In the records below, pick out all lines containing the word "color".

# Start of Given records

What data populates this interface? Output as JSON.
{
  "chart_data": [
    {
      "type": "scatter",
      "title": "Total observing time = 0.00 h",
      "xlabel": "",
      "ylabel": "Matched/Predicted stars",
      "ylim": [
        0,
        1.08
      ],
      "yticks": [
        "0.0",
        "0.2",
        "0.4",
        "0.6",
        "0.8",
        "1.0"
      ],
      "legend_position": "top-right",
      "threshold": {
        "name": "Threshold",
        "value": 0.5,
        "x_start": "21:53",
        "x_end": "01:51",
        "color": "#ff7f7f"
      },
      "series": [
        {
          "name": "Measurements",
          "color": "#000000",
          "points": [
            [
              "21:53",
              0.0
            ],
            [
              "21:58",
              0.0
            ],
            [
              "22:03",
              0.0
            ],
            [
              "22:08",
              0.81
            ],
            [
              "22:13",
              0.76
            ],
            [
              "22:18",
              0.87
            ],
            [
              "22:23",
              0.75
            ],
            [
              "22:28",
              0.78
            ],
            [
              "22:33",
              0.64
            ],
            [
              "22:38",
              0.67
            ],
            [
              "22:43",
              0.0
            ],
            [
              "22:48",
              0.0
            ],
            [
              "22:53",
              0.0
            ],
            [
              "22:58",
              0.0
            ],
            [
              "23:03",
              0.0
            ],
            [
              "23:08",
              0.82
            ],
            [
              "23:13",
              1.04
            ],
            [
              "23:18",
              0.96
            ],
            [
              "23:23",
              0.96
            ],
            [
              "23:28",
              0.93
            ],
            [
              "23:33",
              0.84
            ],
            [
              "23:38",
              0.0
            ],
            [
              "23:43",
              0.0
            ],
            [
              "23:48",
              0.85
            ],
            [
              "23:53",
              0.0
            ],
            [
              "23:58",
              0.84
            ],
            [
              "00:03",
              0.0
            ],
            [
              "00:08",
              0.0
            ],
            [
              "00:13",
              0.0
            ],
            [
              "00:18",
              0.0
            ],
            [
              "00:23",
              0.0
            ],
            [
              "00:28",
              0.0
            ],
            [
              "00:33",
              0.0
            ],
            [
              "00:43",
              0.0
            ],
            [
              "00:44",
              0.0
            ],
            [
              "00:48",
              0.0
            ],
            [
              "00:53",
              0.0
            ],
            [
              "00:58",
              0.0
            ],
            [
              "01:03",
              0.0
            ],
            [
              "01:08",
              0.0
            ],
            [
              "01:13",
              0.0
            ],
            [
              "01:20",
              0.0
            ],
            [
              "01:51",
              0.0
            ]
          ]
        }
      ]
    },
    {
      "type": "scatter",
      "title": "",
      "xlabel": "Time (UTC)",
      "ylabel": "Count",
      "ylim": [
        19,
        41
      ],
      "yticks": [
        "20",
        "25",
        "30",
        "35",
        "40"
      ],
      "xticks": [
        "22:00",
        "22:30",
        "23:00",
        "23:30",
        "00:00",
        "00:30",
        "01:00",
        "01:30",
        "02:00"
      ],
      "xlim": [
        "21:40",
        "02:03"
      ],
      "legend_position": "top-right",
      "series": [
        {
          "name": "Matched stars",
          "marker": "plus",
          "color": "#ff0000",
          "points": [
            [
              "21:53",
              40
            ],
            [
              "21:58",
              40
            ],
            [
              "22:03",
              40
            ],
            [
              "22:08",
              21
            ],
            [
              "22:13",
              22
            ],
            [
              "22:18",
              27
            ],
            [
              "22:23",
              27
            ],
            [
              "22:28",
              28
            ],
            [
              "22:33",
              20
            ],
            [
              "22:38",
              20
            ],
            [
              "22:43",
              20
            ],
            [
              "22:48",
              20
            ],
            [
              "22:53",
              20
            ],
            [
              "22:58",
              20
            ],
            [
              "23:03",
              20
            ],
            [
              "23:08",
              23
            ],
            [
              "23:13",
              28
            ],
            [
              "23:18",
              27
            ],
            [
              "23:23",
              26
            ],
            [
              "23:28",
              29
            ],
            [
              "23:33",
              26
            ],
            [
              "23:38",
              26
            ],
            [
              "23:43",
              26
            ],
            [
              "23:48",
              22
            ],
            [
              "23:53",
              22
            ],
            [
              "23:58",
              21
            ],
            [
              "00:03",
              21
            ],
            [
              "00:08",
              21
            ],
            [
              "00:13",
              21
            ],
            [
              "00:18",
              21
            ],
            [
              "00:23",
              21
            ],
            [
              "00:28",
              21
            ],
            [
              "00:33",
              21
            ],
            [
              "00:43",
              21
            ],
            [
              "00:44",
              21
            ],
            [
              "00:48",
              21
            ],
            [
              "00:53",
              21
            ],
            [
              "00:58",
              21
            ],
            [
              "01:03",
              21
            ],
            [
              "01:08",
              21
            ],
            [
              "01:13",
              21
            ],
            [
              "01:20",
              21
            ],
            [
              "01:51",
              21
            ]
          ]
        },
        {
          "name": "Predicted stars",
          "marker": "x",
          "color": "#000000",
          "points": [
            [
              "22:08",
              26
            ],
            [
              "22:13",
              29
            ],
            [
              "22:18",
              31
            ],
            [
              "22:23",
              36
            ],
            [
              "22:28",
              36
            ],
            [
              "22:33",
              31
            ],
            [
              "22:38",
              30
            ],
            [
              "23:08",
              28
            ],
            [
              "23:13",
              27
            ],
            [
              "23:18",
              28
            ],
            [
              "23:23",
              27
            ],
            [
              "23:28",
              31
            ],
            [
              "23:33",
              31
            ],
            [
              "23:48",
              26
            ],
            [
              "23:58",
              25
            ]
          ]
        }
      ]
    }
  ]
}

# End of Given records

▶ Expected answer
        "color": "#ff7f7f"
          "color": "#000000",
          "color": "#ff0000",
          "color": "#000000",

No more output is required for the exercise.